-------- Excerto para leitura

Do escritor Joel Neto

DO TEXTO:


REGRESSO A CASA

Um diário açoriano

de JOEL NETO


Ah, moça, hoje vieste de saltos de queda alta?

Terra Chã, 21 de Agosto
Começa a parecer-me que gostamos demasiado de dizer que o terrorismo não nos mete medo. A melhor maneira de resistir – insistimos, procurando erguer a voz sobre a multidão sem chegar a desafinar com ela – é ter coragem.
A manutenção do modo de vida. As rotinas contra a violência aleatória e cruel. Muita coragem.
Coragem.
Pergunto-me se será com coragem que se resiste ao ataque cobarde. A coragem está a perder esta guerra. Talvez devêssemos experimentar a inteligência.

Terra Chã, 23 de Agosto
Que pássaro é este que dorme nas minhas faias? Ouço-o à noite, quando venho à rua fumar um cigarro depois do jantar. Não o conheço. Sacode-se horas infinitas, como numa agonia. Anda de ramo em ramo, inquieto.
Parece grande.
Talvez seja o mesmo que venho ouvindo há anos, algures lá de fora, quando começa a Primavera. Vou à porta, olho em volta, e nada. Há dias julguei tê-lo ouvido através de uma das janelas da estrada. Abri o vidro, esquadrinhei os fios eléctricos, e nada de novo.
Posso ouvi-lo, mas não o vejo. Não creio que se trate de um desses pássaros comuns que encontro desde a infância. Canta numa prece, longa ou apressada. Chora. Mas a verdade é que nunca o seu suplício é tão suplicioso como à noite, quando tenta dormir.

----------------

Instruções da tarefa:
Transcreva do diário açoriano o trecho que vai de "Pergunto-me se será" até "em ramo, inquieto.", inclusive. Os registos não desempenham aqui qualquer papel.

-------- Material fornecido

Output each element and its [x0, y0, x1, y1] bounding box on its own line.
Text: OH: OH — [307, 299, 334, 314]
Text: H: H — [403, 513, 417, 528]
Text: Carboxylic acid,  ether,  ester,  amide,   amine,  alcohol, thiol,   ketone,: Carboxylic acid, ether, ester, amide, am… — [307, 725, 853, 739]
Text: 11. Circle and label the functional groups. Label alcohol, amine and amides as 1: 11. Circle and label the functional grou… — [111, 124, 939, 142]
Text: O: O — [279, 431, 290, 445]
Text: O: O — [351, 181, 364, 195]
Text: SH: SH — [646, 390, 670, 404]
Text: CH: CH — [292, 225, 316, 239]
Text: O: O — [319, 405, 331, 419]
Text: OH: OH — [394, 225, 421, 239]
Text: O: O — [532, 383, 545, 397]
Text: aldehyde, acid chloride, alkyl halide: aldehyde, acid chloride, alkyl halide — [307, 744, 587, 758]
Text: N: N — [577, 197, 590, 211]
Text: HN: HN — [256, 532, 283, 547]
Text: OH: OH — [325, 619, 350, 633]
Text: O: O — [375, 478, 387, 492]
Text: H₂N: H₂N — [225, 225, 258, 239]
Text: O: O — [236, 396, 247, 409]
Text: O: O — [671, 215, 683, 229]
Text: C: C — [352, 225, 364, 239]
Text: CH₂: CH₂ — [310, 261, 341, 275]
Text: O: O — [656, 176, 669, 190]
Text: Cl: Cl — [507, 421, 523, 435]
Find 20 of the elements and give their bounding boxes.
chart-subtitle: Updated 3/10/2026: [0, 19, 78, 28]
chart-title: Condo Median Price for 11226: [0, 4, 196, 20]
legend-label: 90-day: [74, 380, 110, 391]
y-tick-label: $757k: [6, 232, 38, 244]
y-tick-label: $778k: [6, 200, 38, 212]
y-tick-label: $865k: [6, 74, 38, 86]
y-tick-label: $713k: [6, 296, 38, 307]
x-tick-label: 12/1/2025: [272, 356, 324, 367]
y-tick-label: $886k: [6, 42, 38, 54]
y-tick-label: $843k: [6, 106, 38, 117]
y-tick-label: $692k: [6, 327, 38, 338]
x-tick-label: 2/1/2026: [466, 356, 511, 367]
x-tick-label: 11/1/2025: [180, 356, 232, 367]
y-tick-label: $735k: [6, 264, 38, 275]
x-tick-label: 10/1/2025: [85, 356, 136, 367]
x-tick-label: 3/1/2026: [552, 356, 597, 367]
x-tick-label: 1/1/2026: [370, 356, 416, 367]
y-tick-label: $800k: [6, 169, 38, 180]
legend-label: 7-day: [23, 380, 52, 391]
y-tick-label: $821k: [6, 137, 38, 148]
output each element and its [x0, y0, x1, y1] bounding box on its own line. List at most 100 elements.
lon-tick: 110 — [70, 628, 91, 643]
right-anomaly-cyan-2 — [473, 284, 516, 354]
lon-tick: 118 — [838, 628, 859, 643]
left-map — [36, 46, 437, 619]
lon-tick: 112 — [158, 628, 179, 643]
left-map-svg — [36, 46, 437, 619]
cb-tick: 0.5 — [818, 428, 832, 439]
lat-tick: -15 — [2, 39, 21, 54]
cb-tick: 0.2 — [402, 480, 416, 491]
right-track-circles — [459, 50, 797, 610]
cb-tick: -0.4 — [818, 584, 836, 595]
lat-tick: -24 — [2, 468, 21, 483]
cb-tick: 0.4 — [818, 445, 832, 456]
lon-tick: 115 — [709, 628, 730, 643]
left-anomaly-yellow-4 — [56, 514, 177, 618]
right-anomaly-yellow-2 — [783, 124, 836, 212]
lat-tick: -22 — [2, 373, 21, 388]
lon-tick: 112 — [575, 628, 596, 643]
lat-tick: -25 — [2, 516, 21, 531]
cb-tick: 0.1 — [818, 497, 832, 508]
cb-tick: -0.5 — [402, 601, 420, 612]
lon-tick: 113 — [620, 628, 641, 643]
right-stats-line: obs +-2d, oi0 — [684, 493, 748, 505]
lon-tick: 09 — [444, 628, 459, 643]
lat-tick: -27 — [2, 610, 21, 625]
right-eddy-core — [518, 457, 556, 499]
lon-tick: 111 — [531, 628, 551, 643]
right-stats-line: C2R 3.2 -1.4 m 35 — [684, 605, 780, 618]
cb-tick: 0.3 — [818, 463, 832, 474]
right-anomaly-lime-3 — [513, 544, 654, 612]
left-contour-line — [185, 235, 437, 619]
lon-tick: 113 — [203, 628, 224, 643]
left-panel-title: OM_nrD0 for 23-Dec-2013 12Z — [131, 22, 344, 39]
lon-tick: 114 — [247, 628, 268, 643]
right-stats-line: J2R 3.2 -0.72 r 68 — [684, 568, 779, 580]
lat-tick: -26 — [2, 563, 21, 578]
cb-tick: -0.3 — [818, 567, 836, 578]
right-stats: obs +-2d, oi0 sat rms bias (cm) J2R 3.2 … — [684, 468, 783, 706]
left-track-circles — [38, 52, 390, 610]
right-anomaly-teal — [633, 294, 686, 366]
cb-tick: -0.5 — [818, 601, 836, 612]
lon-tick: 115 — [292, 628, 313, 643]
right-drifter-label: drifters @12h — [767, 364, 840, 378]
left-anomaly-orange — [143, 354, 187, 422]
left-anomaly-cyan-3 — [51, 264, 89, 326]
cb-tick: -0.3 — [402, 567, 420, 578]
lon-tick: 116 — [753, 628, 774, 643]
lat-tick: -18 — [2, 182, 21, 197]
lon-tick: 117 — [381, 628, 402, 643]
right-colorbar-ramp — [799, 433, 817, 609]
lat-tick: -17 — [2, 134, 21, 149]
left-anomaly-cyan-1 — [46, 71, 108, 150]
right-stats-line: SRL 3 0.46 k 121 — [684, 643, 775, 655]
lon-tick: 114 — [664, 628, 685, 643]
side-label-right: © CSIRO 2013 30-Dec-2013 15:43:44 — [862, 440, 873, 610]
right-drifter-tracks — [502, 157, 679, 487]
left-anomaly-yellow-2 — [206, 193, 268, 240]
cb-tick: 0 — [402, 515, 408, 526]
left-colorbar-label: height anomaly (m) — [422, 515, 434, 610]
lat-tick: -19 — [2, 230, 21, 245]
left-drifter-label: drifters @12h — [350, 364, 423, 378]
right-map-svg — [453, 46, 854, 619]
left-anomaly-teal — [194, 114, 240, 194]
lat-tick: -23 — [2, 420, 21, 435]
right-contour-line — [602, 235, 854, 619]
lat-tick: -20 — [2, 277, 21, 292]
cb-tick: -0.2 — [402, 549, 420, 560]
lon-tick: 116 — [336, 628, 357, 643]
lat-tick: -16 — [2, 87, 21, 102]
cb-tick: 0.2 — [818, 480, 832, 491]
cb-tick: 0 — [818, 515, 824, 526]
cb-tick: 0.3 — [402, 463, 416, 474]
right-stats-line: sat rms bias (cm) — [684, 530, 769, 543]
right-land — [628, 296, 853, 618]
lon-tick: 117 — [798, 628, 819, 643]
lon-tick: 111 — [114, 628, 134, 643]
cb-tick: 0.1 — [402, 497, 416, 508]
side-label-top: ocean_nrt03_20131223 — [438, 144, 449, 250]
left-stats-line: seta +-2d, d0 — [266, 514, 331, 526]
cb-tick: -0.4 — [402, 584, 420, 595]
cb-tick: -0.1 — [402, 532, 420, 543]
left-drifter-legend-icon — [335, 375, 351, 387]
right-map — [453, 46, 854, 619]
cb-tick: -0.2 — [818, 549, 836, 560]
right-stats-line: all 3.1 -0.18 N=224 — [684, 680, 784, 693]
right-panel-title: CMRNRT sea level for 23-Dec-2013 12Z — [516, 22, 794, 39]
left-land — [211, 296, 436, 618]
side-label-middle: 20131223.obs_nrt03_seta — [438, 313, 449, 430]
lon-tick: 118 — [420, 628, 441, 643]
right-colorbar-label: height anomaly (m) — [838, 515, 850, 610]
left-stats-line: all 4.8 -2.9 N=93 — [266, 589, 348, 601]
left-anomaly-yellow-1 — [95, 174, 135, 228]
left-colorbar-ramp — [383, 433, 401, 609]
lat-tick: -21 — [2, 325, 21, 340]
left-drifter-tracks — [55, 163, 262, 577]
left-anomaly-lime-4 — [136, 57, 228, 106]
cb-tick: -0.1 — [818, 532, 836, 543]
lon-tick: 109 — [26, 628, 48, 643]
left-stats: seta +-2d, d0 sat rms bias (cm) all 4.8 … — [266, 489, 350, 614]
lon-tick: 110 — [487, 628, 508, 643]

----------------

Resposta à tarefa:
Pergunto-me se será com coragem que se resiste ao ataque cobarde. A coragem está a perder esta guerra. Talvez devêssemos experimentar a inteligência.

Terra Chã, 23 de Agosto
Que pássaro é este que dorme nas minhas faias? Ouço-o à noite, quando venho à rua fumar um cigarro depois do jantar. Não o conheço. Sacode-se horas infinitas, como numa agonia. Anda de ramo em ramo, inquieto.